_Task goal_
Every record below is to be retyped exactly.

-------------------------

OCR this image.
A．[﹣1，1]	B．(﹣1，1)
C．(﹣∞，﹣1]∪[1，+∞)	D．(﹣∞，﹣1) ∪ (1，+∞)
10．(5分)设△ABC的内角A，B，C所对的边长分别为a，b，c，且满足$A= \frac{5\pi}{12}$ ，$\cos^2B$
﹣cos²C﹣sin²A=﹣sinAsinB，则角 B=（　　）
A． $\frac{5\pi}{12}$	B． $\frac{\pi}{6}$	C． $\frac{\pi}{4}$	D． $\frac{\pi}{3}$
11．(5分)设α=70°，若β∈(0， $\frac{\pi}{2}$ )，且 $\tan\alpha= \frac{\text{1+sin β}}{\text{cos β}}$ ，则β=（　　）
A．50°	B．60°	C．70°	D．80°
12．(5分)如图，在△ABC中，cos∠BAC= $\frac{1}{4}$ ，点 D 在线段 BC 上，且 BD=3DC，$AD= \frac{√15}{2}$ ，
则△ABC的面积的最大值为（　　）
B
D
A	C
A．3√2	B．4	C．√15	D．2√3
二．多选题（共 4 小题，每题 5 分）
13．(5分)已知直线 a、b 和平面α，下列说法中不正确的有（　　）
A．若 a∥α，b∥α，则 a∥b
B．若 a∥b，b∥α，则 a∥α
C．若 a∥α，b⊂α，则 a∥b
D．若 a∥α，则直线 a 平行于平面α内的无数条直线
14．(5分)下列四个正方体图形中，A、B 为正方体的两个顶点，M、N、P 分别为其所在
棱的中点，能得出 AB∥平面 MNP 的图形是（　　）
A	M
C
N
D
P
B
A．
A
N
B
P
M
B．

-------------------------

_Task solution_
OCR this image.
A．[﹣1，1]	B．(﹣1，1)
C．(﹣∞，﹣1]∪[1，+∞)	D．(﹣∞，﹣1) ∪ (1，+∞)
10．(5分)设△ABC的内角A，B，C所对的边长分别为a，b，c，且满足$A= \frac{5\pi}{12}$ ，$\cos^2B$
﹣cos²C﹣sin²A=﹣sinAsinB，则角 B=（　　）
A． $\frac{5\pi}{12}$	B． $\frac{\pi}{6}$	C． $\frac{\pi}{4}$	D． $\frac{\pi}{3}$
11．(5分)设α=70°，若β∈(0， $\frac{\pi}{2}$ )，且 $\tan\alpha= \frac{\text{1+sin β}}{\text{cos β}}$ ，则β=（　　）
A．50°	B．60°	C．70°	D．80°
12．(5分)如图，在△ABC中，cos∠BAC= $\frac{1}{4}$ ，点 D 在线段 BC 上，且 BD=3DC，$AD= \frac{√15}{2}$ ，
则△ABC的面积的最大值为（　　）
B
D
A	C
A．3√2	B．4	C．√15	D．2√3
二．多选题（共 4 小题，每题 5 分）
13．(5分)已知直线 a、b 和平面α，下列说法中不正确的有（　　）
A．若 a∥α，b∥α，则 a∥b
B．若 a∥b，b∥α，则 a∥α
C．若 a∥α，b⊂α，则 a∥b
D．若 a∥α，则直线 a 平行于平面α内的无数条直线
14．(5分)下列四个正方体图形中，A、B 为正方体的两个顶点，M、N、P 分别为其所在
棱的中点，能得出 AB∥平面 MNP 的图形是（　　）
A	M
C
N
D
P
B
A．
A
N
B
P
M
B．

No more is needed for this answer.